• **SET TASK**: Without the pictures, set down every line of the data exactly.

Dataset excerpt:

::::

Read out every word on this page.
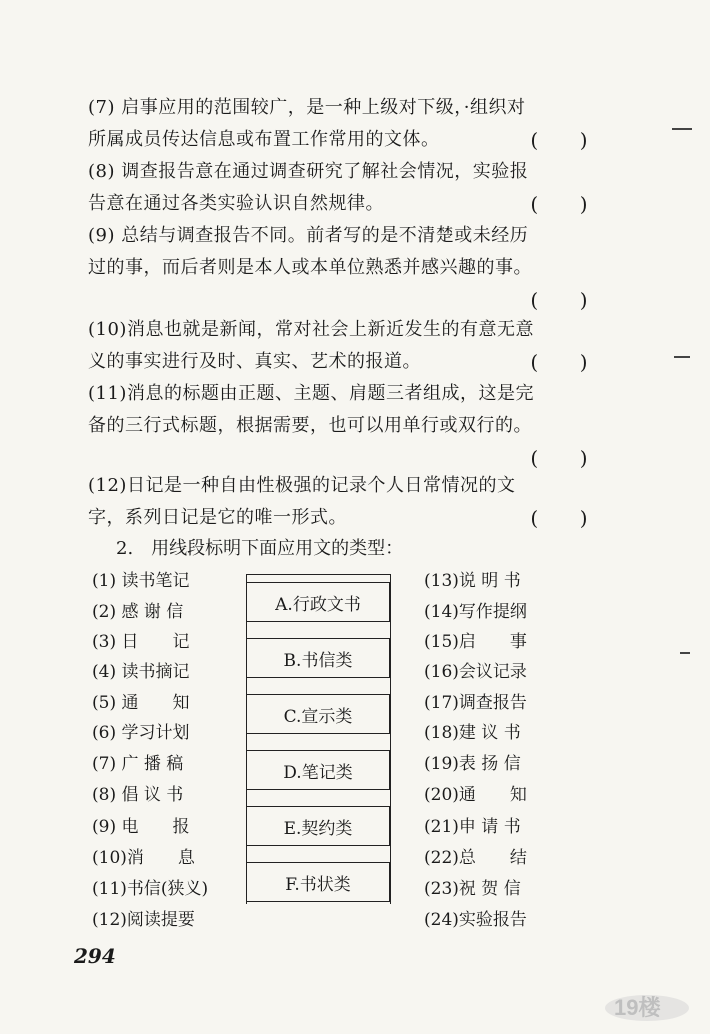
(7) 启事应用的范围较广，是一种上级对下级，·组织对
所属成员传达信息或布置工作常用的文体。	(　　)
(8) 调查报告意在通过调查研究了解社会情况，实验报
告意在通过各类实验认识自然规律。	(　　)
(9) 总结与调查报告不同。前者写的是不清楚或未经历
过的事，而后者则是本人或本单位熟悉并感兴趣的事。
(　　)
(10)消息也就是新闻，常对社会上新近发生的有意无意
义的事实进行及时、真实、艺术的报道。	(　　)
(11)消息的标题由正题、主题、肩题三者组成，这是完
备的三行式标题，根据需要，也可以用单行或双行的。
(　　)
(12)日记是一种自由性极强的记录个人日常情况的文
字，系列日记是它的唯一形式。	(　　)
2.　用线段标明下面应用文的类型：
(1) 读书笔记
(2) 感 谢 信
(3) 日　　记
(4) 读书摘记
(5) 通　　知
(6) 学习计划
(7) 广 播 稿
(8) 倡 议 书
(9) 电　　报
(10)消　　息
(11)书信(狭义)
(12)阅读提要
A.行政文书
B.书信类
C.宣示类
D.笔记类
E.契约类
F.书状类
(13)说 明 书
(14)写作提纲
(15)启　　事
(16)会议记录
(17)调查报告
(18)建 议 书
(19)表 扬 信
(20)通　　知
(21)申 请 书
(22)总　　结
(23)祝 贺 信
(24)实验报告
294
19楼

::::

• **FINISHED ANSWER**:
Read out every word on this page.
(7) 启事应用的范围较广，是一种上级对下级，·组织对
所属成员传达信息或布置工作常用的文体。	(　　)
(8) 调查报告意在通过调查研究了解社会情况，实验报
告意在通过各类实验认识自然规律。	(　　)
(9) 总结与调查报告不同。前者写的是不清楚或未经历
过的事，而后者则是本人或本单位熟悉并感兴趣的事。
(　　)
(10)消息也就是新闻，常对社会上新近发生的有意无意
义的事实进行及时、真实、艺术的报道。	(　　)
(11)消息的标题由正题、主题、肩题三者组成，这是完
备的三行式标题，根据需要，也可以用单行或双行的。
(　　)
(12)日记是一种自由性极强的记录个人日常情况的文
字，系列日记是它的唯一形式。	(　　)
2.　用线段标明下面应用文的类型：
(1) 读书笔记
(2) 感 谢 信
(3) 日　　记
(4) 读书摘记
(5) 通　　知
(6) 学习计划
(7) 广 播 稿
(8) 倡 议 书
(9) 电　　报
(10)消　　息
(11)书信(狭义)
(12)阅读提要
A.行政文书
B.书信类
C.宣示类
D.笔记类
E.契约类
F.书状类
(13)说 明 书
(14)写作提纲
(15)启　　事
(16)会议记录
(17)调查报告
(18)建 议 书
(19)表 扬 信
(20)通　　知
(21)申 请 书
(22)总　　结
(23)祝 贺 信
(24)实验报告
294
19楼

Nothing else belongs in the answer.